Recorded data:
════════

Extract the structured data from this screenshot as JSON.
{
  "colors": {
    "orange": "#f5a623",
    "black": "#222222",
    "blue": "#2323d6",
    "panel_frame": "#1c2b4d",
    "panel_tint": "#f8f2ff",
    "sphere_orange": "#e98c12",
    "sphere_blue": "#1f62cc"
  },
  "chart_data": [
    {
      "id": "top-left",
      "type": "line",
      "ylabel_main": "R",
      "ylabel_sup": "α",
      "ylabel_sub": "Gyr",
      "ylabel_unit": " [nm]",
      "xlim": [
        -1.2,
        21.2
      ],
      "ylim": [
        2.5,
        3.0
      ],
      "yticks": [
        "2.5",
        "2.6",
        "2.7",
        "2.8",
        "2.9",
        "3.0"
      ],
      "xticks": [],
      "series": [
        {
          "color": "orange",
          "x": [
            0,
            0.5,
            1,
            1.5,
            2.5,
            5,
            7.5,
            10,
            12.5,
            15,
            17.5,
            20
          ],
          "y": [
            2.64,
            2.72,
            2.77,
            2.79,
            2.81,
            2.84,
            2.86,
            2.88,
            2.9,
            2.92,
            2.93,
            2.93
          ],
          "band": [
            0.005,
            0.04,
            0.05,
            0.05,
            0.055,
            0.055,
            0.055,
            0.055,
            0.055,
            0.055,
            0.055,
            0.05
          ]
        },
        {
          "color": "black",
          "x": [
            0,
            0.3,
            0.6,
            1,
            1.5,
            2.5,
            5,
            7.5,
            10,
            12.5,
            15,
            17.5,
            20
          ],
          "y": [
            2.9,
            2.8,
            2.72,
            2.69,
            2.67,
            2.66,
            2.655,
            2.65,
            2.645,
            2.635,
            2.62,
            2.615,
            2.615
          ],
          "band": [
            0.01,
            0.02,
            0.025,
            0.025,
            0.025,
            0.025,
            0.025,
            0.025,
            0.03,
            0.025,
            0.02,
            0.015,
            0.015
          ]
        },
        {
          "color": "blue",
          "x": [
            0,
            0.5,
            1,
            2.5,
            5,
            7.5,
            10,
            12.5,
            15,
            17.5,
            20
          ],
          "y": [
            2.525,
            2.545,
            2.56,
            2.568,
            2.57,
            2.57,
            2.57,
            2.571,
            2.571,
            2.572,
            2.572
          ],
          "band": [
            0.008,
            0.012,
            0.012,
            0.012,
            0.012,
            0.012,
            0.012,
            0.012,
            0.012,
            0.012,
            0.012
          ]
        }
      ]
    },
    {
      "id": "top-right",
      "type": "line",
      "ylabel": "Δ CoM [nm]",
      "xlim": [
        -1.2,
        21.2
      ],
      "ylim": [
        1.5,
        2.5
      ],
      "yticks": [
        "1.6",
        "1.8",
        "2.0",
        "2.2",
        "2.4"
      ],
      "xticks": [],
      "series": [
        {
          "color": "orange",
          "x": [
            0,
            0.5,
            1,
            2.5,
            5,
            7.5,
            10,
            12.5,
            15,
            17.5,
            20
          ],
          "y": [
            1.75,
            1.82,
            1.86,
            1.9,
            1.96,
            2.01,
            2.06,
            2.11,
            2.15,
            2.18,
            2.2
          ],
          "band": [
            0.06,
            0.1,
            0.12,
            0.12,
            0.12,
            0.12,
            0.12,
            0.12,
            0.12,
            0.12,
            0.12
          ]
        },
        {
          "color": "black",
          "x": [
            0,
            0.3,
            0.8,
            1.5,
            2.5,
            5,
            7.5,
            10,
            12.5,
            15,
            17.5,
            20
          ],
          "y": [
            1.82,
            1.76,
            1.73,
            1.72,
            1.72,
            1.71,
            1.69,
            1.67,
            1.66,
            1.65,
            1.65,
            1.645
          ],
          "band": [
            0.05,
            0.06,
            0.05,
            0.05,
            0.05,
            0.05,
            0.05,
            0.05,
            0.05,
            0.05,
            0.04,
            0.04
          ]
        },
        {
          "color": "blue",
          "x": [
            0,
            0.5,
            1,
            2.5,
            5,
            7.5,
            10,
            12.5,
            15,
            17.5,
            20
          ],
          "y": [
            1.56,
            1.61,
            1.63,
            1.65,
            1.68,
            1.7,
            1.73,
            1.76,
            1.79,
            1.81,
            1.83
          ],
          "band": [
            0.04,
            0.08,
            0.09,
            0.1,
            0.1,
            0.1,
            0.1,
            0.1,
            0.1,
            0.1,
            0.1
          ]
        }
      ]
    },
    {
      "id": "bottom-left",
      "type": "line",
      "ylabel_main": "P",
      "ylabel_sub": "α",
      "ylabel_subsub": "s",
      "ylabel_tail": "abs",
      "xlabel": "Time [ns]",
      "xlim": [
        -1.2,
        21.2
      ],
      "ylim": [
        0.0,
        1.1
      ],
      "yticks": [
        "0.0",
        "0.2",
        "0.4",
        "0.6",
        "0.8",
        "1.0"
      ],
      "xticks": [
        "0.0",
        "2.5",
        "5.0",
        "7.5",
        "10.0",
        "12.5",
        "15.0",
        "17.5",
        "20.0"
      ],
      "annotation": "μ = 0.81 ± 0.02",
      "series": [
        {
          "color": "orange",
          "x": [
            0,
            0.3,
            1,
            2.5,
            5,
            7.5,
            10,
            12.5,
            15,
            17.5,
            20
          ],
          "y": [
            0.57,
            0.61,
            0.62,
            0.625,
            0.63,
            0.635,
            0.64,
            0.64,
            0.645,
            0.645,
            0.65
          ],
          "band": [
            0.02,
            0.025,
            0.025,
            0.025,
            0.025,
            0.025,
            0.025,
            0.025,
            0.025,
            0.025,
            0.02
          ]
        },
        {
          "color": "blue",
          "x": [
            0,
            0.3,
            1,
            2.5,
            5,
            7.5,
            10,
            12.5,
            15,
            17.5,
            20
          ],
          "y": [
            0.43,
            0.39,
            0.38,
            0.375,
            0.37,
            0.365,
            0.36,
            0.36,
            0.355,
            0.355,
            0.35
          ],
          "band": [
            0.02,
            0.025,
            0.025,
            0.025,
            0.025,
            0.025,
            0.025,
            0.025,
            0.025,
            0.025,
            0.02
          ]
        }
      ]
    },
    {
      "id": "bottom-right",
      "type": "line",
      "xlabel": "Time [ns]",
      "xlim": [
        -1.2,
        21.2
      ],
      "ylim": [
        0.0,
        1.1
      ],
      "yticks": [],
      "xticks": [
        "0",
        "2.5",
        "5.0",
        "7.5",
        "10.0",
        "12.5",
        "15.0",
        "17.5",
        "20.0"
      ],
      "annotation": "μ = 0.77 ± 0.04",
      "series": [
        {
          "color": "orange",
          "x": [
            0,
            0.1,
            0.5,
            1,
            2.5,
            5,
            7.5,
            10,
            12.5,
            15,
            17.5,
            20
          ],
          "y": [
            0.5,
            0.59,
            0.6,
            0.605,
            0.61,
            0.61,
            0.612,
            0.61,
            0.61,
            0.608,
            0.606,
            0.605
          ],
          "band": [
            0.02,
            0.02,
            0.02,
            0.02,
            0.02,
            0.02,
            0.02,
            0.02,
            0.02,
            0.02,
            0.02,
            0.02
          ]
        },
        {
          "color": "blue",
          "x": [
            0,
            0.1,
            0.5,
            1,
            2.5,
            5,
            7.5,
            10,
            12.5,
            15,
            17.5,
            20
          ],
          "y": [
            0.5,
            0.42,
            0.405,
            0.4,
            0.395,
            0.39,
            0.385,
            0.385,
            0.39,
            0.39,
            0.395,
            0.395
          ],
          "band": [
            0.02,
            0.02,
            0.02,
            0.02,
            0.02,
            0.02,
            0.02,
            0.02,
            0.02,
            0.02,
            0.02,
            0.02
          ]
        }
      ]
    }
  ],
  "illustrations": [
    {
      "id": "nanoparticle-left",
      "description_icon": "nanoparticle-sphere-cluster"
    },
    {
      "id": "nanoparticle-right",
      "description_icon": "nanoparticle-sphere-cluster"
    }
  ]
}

════════

What is asked: State how many lines hold the word "left". The number is the whole answer.

Solved exercise: 3